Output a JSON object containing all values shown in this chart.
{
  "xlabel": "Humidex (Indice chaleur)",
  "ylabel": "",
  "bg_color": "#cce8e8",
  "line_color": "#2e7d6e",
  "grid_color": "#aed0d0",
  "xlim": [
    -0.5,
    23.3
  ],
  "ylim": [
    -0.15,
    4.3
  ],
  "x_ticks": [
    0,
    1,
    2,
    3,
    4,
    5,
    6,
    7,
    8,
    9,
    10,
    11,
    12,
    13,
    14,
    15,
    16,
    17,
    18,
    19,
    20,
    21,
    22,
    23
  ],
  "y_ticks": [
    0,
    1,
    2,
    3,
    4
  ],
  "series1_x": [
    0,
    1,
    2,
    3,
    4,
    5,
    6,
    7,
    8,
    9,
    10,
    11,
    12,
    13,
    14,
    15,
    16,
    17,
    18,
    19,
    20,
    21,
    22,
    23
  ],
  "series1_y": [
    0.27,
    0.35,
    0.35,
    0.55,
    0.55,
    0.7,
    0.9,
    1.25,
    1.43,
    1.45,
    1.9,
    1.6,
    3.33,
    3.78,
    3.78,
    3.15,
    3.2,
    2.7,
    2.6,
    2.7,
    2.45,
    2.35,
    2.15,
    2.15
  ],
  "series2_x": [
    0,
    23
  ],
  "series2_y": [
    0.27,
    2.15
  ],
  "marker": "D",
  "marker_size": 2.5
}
--------------------------------
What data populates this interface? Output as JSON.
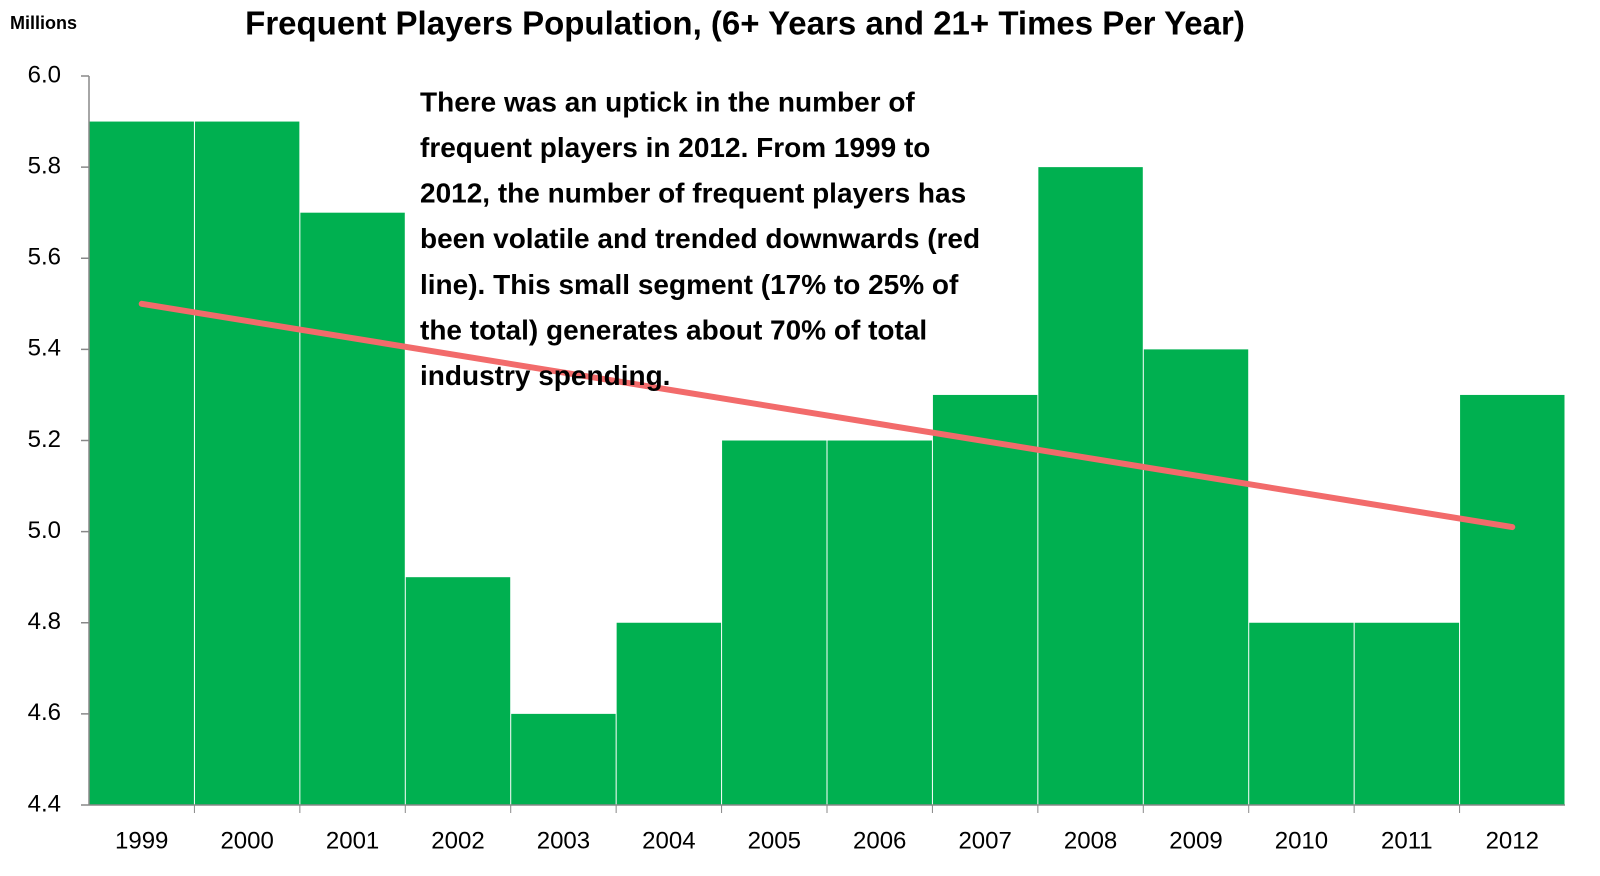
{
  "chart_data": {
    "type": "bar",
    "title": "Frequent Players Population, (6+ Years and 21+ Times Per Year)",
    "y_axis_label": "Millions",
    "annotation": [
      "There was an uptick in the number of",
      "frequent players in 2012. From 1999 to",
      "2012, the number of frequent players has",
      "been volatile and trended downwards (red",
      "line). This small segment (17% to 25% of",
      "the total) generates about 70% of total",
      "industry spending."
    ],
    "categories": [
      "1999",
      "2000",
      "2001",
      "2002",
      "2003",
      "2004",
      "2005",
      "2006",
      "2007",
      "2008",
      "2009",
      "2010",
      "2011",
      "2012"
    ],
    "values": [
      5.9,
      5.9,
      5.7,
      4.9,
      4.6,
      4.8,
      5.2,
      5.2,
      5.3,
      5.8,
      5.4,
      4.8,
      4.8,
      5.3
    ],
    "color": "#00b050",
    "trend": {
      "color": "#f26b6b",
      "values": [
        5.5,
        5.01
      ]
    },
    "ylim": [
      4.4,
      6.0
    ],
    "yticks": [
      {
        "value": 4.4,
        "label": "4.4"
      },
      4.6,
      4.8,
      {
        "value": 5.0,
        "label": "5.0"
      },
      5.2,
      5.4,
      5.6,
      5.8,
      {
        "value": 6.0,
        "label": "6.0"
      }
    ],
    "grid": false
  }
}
--------------------------------
The request: Report only the number of lines that hold the word "Output".

Final answer: 2